▶ **WORK INSTRUCTIONS**:
Please quote the material exactly, every line of it.

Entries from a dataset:
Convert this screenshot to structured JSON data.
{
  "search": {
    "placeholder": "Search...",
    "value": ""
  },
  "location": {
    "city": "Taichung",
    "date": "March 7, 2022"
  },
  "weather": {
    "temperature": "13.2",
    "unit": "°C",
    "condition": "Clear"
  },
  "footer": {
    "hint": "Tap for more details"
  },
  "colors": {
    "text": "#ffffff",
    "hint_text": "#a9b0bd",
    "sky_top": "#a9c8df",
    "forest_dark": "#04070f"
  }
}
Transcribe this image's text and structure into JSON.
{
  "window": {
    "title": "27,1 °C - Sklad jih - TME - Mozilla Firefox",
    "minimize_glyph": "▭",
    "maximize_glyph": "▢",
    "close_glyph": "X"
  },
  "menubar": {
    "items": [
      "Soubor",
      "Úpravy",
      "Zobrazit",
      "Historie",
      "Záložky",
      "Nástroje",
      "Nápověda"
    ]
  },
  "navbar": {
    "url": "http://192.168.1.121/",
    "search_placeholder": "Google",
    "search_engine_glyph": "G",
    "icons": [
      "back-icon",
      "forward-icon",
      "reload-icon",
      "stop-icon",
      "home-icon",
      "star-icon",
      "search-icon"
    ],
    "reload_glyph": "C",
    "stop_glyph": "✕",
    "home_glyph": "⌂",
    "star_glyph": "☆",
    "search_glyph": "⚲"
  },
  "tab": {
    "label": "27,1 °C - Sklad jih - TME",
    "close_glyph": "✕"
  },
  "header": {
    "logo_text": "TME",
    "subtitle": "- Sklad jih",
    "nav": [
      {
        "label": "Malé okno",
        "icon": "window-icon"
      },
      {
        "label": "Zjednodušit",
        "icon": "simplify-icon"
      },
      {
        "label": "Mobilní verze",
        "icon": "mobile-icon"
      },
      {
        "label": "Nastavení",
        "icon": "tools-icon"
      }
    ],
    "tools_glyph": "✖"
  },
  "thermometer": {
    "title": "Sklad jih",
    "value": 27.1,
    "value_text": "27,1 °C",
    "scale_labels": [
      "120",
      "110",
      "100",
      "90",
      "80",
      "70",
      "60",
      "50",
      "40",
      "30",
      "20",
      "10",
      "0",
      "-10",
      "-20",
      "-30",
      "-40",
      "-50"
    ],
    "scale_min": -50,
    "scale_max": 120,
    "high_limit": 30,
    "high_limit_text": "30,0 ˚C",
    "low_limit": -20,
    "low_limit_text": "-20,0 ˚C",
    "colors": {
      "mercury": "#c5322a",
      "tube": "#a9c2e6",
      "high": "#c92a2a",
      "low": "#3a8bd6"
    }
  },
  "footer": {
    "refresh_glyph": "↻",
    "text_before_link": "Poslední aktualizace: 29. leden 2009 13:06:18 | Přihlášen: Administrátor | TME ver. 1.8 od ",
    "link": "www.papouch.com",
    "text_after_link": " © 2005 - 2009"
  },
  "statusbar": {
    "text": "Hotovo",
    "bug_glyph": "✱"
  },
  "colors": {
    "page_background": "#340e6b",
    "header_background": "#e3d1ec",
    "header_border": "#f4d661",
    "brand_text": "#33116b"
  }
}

▶ **TASK ANSWER**:
Convert this screenshot to structured JSON data.
{
  "search": {
    "placeholder": "Search...",
    "value": ""
  },
  "location": {
    "city": "Taichung",
    "date": "March 7, 2022"
  },
  "weather": {
    "temperature": "13.2",
    "unit": "°C",
    "condition": "Clear"
  },
  "footer": {
    "hint": "Tap for more details"
  },
  "colors": {
    "text": "#ffffff",
    "hint_text": "#a9b0bd",
    "sky_top": "#a9c8df",
    "forest_dark": "#04070f"
  }
}
Transcribe this image's text and structure into JSON.
{
  "window": {
    "title": "27,1 °C - Sklad jih - TME - Mozilla Firefox",
    "minimize_glyph": "▭",
    "maximize_glyph": "▢",
    "close_glyph": "X"
  },
  "menubar": {
    "items": [
      "Soubor",
      "Úpravy",
      "Zobrazit",
      "Historie",
      "Záložky",
      "Nástroje",
      "Nápověda"
    ]
  },
  "navbar": {
    "url": "http://192.168.1.121/",
    "search_placeholder": "Google",
    "search_engine_glyph": "G",
    "icons": [
      "back-icon",
      "forward-icon",
      "reload-icon",
      "stop-icon",
      "home-icon",
      "star-icon",
      "search-icon"
    ],
    "reload_glyph": "C",
    "stop_glyph": "✕",
    "home_glyph": "⌂",
    "star_glyph": "☆",
    "search_glyph": "⚲"
  },
  "tab": {
    "label": "27,1 °C - Sklad jih - TME",
    "close_glyph": "✕"
  },
  "header": {
    "logo_text": "TME",
    "subtitle": "- Sklad jih",
    "nav": [
      {
        "label": "Malé okno",
        "icon": "window-icon"
      },
      {
        "label": "Zjednodušit",
        "icon": "simplify-icon"
      },
      {
        "label": "Mobilní verze",
        "icon": "mobile-icon"
      },
      {
        "label": "Nastavení",
        "icon": "tools-icon"
      }
    ],
    "tools_glyph": "✖"
  },
  "thermometer": {
    "title": "Sklad jih",
    "value": 27.1,
    "value_text": "27,1 °C",
    "scale_labels": [
      "120",
      "110",
      "100",
      "90",
      "80",
      "70",
      "60",
      "50",
      "40",
      "30",
      "20",
      "10",
      "0",
      "-10",
      "-20",
      "-30",
      "-40",
      "-50"
    ],
    "scale_min": -50,
    "scale_max": 120,
    "high_limit": 30,
    "high_limit_text": "30,0 ˚C",
    "low_limit": -20,
    "low_limit_text": "-20,0 ˚C",
    "colors": {
      "mercury": "#c5322a",
      "tube": "#a9c2e6",
      "high": "#c92a2a",
      "low": "#3a8bd6"
    }
  },
  "footer": {
    "refresh_glyph": "↻",
    "text_before_link": "Poslední aktualizace: 29. leden 2009 13:06:18 | Přihlášen: Administrátor | TME ver. 1.8 od ",
    "link": "www.papouch.com",
    "text_after_link": " © 2005 - 2009"
  },
  "statusbar": {
    "text": "Hotovo",
    "bug_glyph": "✱"
  },
  "colors": {
    "page_background": "#340e6b",
    "header_background": "#e3d1ec",
    "header_border": "#f4d661",
    "brand_text": "#33116b"
  }
}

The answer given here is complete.